• [TO DO]
Without the images, write out the whole listing exactly.

##### INFORMATION PROVIDED #####

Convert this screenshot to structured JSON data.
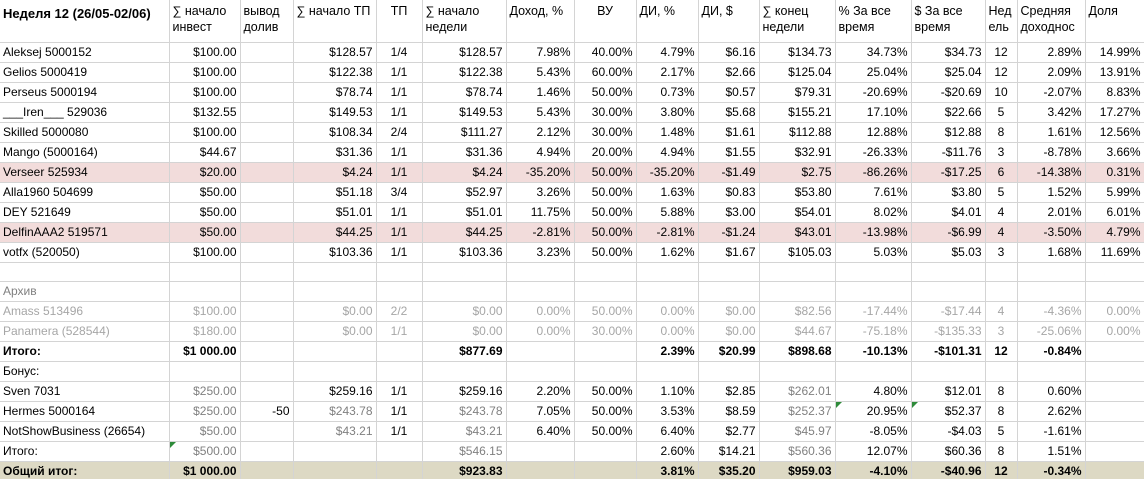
{
  "headers": [
    "Неделя 12 (26/05-02/06)",
    "∑ начало инвест",
    "вывод долив",
    "∑ начало ТП",
    "ТП",
    "∑ начало недели",
    "Доход, %",
    "ВУ",
    "ДИ, %",
    "ДИ, $",
    "∑ конец недели",
    "% За все время",
    "$ За все время",
    "Нед ель",
    "Средняя доходнос",
    "Доля"
  ],
  "rows": [
    [
      "Aleksej 5000152",
      "$100.00",
      "",
      "$128.57",
      "1/4",
      "$128.57",
      "7.98%",
      "40.00%",
      "4.79%",
      "$6.16",
      "$134.73",
      "34.73%",
      "$34.73",
      "12",
      "2.89%",
      "14.99%"
    ],
    [
      "Gelios 5000419",
      "$100.00",
      "",
      "$122.38",
      "1/1",
      "$122.38",
      "5.43%",
      "60.00%",
      "2.17%",
      "$2.66",
      "$125.04",
      "25.04%",
      "$25.04",
      "12",
      "2.09%",
      "13.91%"
    ],
    [
      "Perseus 5000194",
      "$100.00",
      "",
      "$78.74",
      "1/1",
      "$78.74",
      "1.46%",
      "50.00%",
      "0.73%",
      "$0.57",
      "$79.31",
      "-20.69%",
      "-$20.69",
      "10",
      "-2.07%",
      "8.83%"
    ],
    [
      "___Iren___ 529036",
      "$132.55",
      "",
      "$149.53",
      "1/1",
      "$149.53",
      "5.43%",
      "30.00%",
      "3.80%",
      "$5.68",
      "$155.21",
      "17.10%",
      "$22.66",
      "5",
      "3.42%",
      "17.27%"
    ],
    [
      "Skilled 5000080",
      "$100.00",
      "",
      "$108.34",
      "2/4",
      "$111.27",
      "2.12%",
      "30.00%",
      "1.48%",
      "$1.61",
      "$112.88",
      "12.88%",
      "$12.88",
      "8",
      "1.61%",
      "12.56%"
    ],
    [
      "Mango (5000164)",
      "$44.67",
      "",
      "$31.36",
      "1/1",
      "$31.36",
      "4.94%",
      "20.00%",
      "4.94%",
      "$1.55",
      "$32.91",
      "-26.33%",
      "-$11.76",
      "3",
      "-8.78%",
      "3.66%"
    ],
    [
      "Verseer 525934",
      "$20.00",
      "",
      "$4.24",
      "1/1",
      "$4.24",
      "-35.20%",
      "50.00%",
      "-35.20%",
      "-$1.49",
      "$2.75",
      "-86.26%",
      "-$17.25",
      "6",
      "-14.38%",
      "0.31%"
    ],
    [
      "Alla1960  504699",
      "$50.00",
      "",
      "$51.18",
      "3/4",
      "$52.97",
      "3.26%",
      "50.00%",
      "1.63%",
      "$0.83",
      "$53.80",
      "7.61%",
      "$3.80",
      "5",
      "1.52%",
      "5.99%"
    ],
    [
      "DEY 521649",
      "$50.00",
      "",
      "$51.01",
      "1/1",
      "$51.01",
      "11.75%",
      "50.00%",
      "5.88%",
      "$3.00",
      "$54.01",
      "8.02%",
      "$4.01",
      "4",
      "2.01%",
      "6.01%"
    ],
    [
      "DelfinAAA2 519571",
      "$50.00",
      "",
      "$44.25",
      "1/1",
      "$44.25",
      "-2.81%",
      "50.00%",
      "-2.81%",
      "-$1.24",
      "$43.01",
      "-13.98%",
      "-$6.99",
      "4",
      "-3.50%",
      "4.79%"
    ],
    [
      "votfx (520050)",
      "$100.00",
      "",
      "$103.36",
      "1/1",
      "$103.36",
      "3.23%",
      "50.00%",
      "1.62%",
      "$1.67",
      "$105.03",
      "5.03%",
      "$5.03",
      "3",
      "1.68%",
      "11.69%"
    ]
  ],
  "archive_label": "Архив",
  "archive_rows": [
    [
      "Amass 513496",
      "$100.00",
      "",
      "$0.00",
      "2/2",
      "$0.00",
      "0.00%",
      "50.00%",
      "0.00%",
      "$0.00",
      "$82.56",
      "-17.44%",
      "-$17.44",
      "4",
      "-4.36%",
      "0.00%"
    ],
    [
      "Panamera (528544)",
      "$180.00",
      "",
      "$0.00",
      "1/1",
      "$0.00",
      "0.00%",
      "30.00%",
      "0.00%",
      "$0.00",
      "$44.67",
      "-75.18%",
      "-$135.33",
      "3",
      "-25.06%",
      "0.00%"
    ]
  ],
  "total_row": [
    "Итого:",
    "$1 000.00",
    "",
    "",
    "",
    "$877.69",
    "",
    "",
    "2.39%",
    "$20.99",
    "$898.68",
    "-10.13%",
    "-$101.31",
    "12",
    "-0.84%",
    ""
  ],
  "bonus_label": "Бонус:",
  "bonus_rows": [
    [
      "Sven 7031",
      "$250.00",
      "",
      "$259.16",
      "1/1",
      "$259.16",
      "2.20%",
      "50.00%",
      "1.10%",
      "$2.85",
      "$262.01",
      "4.80%",
      "$12.01",
      "8",
      "0.60%",
      ""
    ],
    [
      "Hermes 5000164",
      "$250.00",
      "-50",
      "$243.78",
      "1/1",
      "$243.78",
      "7.05%",
      "50.00%",
      "3.53%",
      "$8.59",
      "$252.37",
      "20.95%",
      "$52.37",
      "8",
      "2.62%",
      ""
    ],
    [
      "NotShowBusiness (26654)",
      "$50.00",
      "",
      "$43.21",
      "1/1",
      "$43.21",
      "6.40%",
      "50.00%",
      "6.40%",
      "$2.77",
      "$45.97",
      "-8.05%",
      "-$4.03",
      "5",
      "-1.61%",
      ""
    ]
  ],
  "bonus_total_row": [
    "Итого:",
    "$500.00",
    "",
    "",
    "",
    "$546.15",
    "",
    "",
    "2.60%",
    "$14.21",
    "$560.36",
    "12.07%",
    "$60.36",
    "8",
    "1.51%",
    ""
  ],
  "grand_total_row": [
    "Общий итог:",
    "$1 000.00",
    "",
    "",
    "",
    "$923.83",
    "",
    "",
    "3.81%",
    "$35.20",
    "$959.03",
    "-4.10%",
    "-$40.96",
    "12",
    "-0.34%",
    ""
  ],
  "pink_rows": [
    6,
    9
  ],
  "colors": {
    "pink_row": "#f2dcdb",
    "grand_total_bg": "#ddd9c4",
    "gray_text": "#a6a6a6",
    "comment_marker": "#2e8b3a"
  }
}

#####

• [THE COMPLETED TASK]
Convert this screenshot to structured JSON data.
{
  "headers": [
    "Неделя 12 (26/05-02/06)",
    "∑ начало инвест",
    "вывод долив",
    "∑ начало ТП",
    "ТП",
    "∑ начало недели",
    "Доход, %",
    "ВУ",
    "ДИ, %",
    "ДИ, $",
    "∑ конец недели",
    "% За все время",
    "$ За все время",
    "Нед ель",
    "Средняя доходнос",
    "Доля"
  ],
  "rows": [
    [
      "Aleksej 5000152",
      "$100.00",
      "",
      "$128.57",
      "1/4",
      "$128.57",
      "7.98%",
      "40.00%",
      "4.79%",
      "$6.16",
      "$134.73",
      "34.73%",
      "$34.73",
      "12",
      "2.89%",
      "14.99%"
    ],
    [
      "Gelios 5000419",
      "$100.00",
      "",
      "$122.38",
      "1/1",
      "$122.38",
      "5.43%",
      "60.00%",
      "2.17%",
      "$2.66",
      "$125.04",
      "25.04%",
      "$25.04",
      "12",
      "2.09%",
      "13.91%"
    ],
    [
      "Perseus 5000194",
      "$100.00",
      "",
      "$78.74",
      "1/1",
      "$78.74",
      "1.46%",
      "50.00%",
      "0.73%",
      "$0.57",
      "$79.31",
      "-20.69%",
      "-$20.69",
      "10",
      "-2.07%",
      "8.83%"
    ],
    [
      "___Iren___ 529036",
      "$132.55",
      "",
      "$149.53",
      "1/1",
      "$149.53",
      "5.43%",
      "30.00%",
      "3.80%",
      "$5.68",
      "$155.21",
      "17.10%",
      "$22.66",
      "5",
      "3.42%",
      "17.27%"
    ],
    [
      "Skilled 5000080",
      "$100.00",
      "",
      "$108.34",
      "2/4",
      "$111.27",
      "2.12%",
      "30.00%",
      "1.48%",
      "$1.61",
      "$112.88",
      "12.88%",
      "$12.88",
      "8",
      "1.61%",
      "12.56%"
    ],
    [
      "Mango (5000164)",
      "$44.67",
      "",
      "$31.36",
      "1/1",
      "$31.36",
      "4.94%",
      "20.00%",
      "4.94%",
      "$1.55",
      "$32.91",
      "-26.33%",
      "-$11.76",
      "3",
      "-8.78%",
      "3.66%"
    ],
    [
      "Verseer 525934",
      "$20.00",
      "",
      "$4.24",
      "1/1",
      "$4.24",
      "-35.20%",
      "50.00%",
      "-35.20%",
      "-$1.49",
      "$2.75",
      "-86.26%",
      "-$17.25",
      "6",
      "-14.38%",
      "0.31%"
    ],
    [
      "Alla1960  504699",
      "$50.00",
      "",
      "$51.18",
      "3/4",
      "$52.97",
      "3.26%",
      "50.00%",
      "1.63%",
      "$0.83",
      "$53.80",
      "7.61%",
      "$3.80",
      "5",
      "1.52%",
      "5.99%"
    ],
    [
      "DEY 521649",
      "$50.00",
      "",
      "$51.01",
      "1/1",
      "$51.01",
      "11.75%",
      "50.00%",
      "5.88%",
      "$3.00",
      "$54.01",
      "8.02%",
      "$4.01",
      "4",
      "2.01%",
      "6.01%"
    ],
    [
      "DelfinAAA2 519571",
      "$50.00",
      "",
      "$44.25",
      "1/1",
      "$44.25",
      "-2.81%",
      "50.00%",
      "-2.81%",
      "-$1.24",
      "$43.01",
      "-13.98%",
      "-$6.99",
      "4",
      "-3.50%",
      "4.79%"
    ],
    [
      "votfx (520050)",
      "$100.00",
      "",
      "$103.36",
      "1/1",
      "$103.36",
      "3.23%",
      "50.00%",
      "1.62%",
      "$1.67",
      "$105.03",
      "5.03%",
      "$5.03",
      "3",
      "1.68%",
      "11.69%"
    ]
  ],
  "archive_label": "Архив",
  "archive_rows": [
    [
      "Amass 513496",
      "$100.00",
      "",
      "$0.00",
      "2/2",
      "$0.00",
      "0.00%",
      "50.00%",
      "0.00%",
      "$0.00",
      "$82.56",
      "-17.44%",
      "-$17.44",
      "4",
      "-4.36%",
      "0.00%"
    ],
    [
      "Panamera (528544)",
      "$180.00",
      "",
      "$0.00",
      "1/1",
      "$0.00",
      "0.00%",
      "30.00%",
      "0.00%",
      "$0.00",
      "$44.67",
      "-75.18%",
      "-$135.33",
      "3",
      "-25.06%",
      "0.00%"
    ]
  ],
  "total_row": [
    "Итого:",
    "$1 000.00",
    "",
    "",
    "",
    "$877.69",
    "",
    "",
    "2.39%",
    "$20.99",
    "$898.68",
    "-10.13%",
    "-$101.31",
    "12",
    "-0.84%",
    ""
  ],
  "bonus_label": "Бонус:",
  "bonus_rows": [
    [
      "Sven 7031",
      "$250.00",
      "",
      "$259.16",
      "1/1",
      "$259.16",
      "2.20%",
      "50.00%",
      "1.10%",
      "$2.85",
      "$262.01",
      "4.80%",
      "$12.01",
      "8",
      "0.60%",
      ""
    ],
    [
      "Hermes 5000164",
      "$250.00",
      "-50",
      "$243.78",
      "1/1",
      "$243.78",
      "7.05%",
      "50.00%",
      "3.53%",
      "$8.59",
      "$252.37",
      "20.95%",
      "$52.37",
      "8",
      "2.62%",
      ""
    ],
    [
      "NotShowBusiness (26654)",
      "$50.00",
      "",
      "$43.21",
      "1/1",
      "$43.21",
      "6.40%",
      "50.00%",
      "6.40%",
      "$2.77",
      "$45.97",
      "-8.05%",
      "-$4.03",
      "5",
      "-1.61%",
      ""
    ]
  ],
  "bonus_total_row": [
    "Итого:",
    "$500.00",
    "",
    "",
    "",
    "$546.15",
    "",
    "",
    "2.60%",
    "$14.21",
    "$560.36",
    "12.07%",
    "$60.36",
    "8",
    "1.51%",
    ""
  ],
  "grand_total_row": [
    "Общий итог:",
    "$1 000.00",
    "",
    "",
    "",
    "$923.83",
    "",
    "",
    "3.81%",
    "$35.20",
    "$959.03",
    "-4.10%",
    "-$40.96",
    "12",
    "-0.34%",
    ""
  ],
  "pink_rows": [
    6,
    9
  ],
  "colors": {
    "pink_row": "#f2dcdb",
    "grand_total_bg": "#ddd9c4",
    "gray_text": "#a6a6a6",
    "comment_marker": "#2e8b3a"
  }
}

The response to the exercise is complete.